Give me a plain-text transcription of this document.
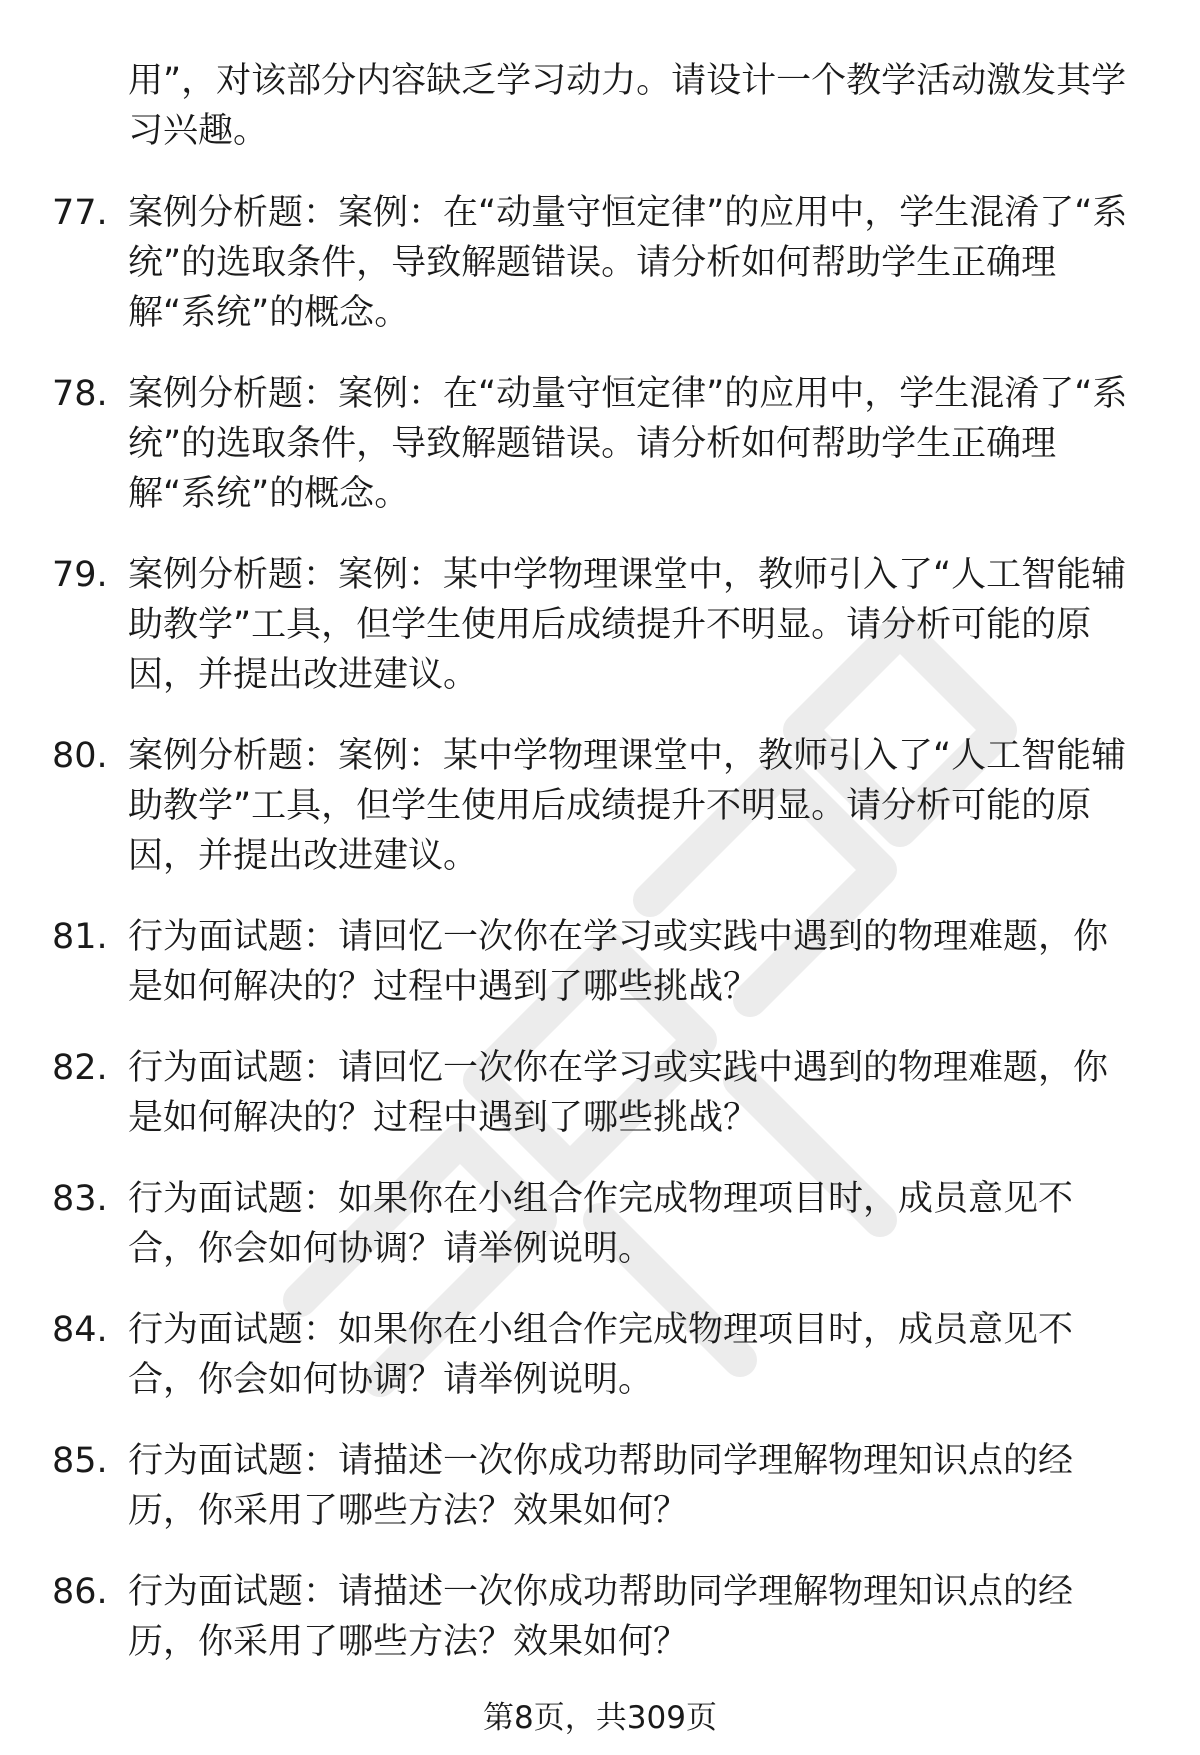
用”，对该部分内容缺乏学习动力。请设计一个教学活动激发其学习兴趣。

77. 案例分析题：案例：在“动量守恒定律”的应用中，学生混淆了“系统”的选取条件，导致解题错误。请分析如何帮助学生正确理解“系统”的概念。
78. 案例分析题：案例：在“动量守恒定律”的应用中，学生混淆了“系统”的选取条件，导致解题错误。请分析如何帮助学生正确理解“系统”的概念。
79. 案例分析题：案例：某中学物理课堂中，教师引入了“人工智能辅助教学”工具，但学生使用后成绩提升不明显。请分析可能的原因，并提出改进建议。
80. 案例分析题：案例：某中学物理课堂中，教师引入了“人工智能辅助教学”工具，但学生使用后成绩提升不明显。请分析可能的原因，并提出改进建议。
81. 行为面试题：请回忆一次你在学习或实践中遇到的物理难题，你是如何解决的？过程中遇到了哪些挑战？
82. 行为面试题：请回忆一次你在学习或实践中遇到的物理难题，你是如何解决的？过程中遇到了哪些挑战？
83. 行为面试题：如果你在小组合作完成物理项目时，成员意见不合，你会如何协调？请举例说明。
84. 行为面试题：如果你在小组合作完成物理项目时，成员意见不合，你会如何协调？请举例说明。
85. 行为面试题：请描述一次你成功帮助同学理解物理知识点的经历，你采用了哪些方法？效果如何？
86. 行为面试题：请描述一次你成功帮助同学理解物理知识点的经历，你采用了哪些方法？效果如何？
第8页，共309页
-*-
§ **Exercise task**
State the count of lines holding the string "的应用中" in the listing above, and nothing else.

§ **Task output**
2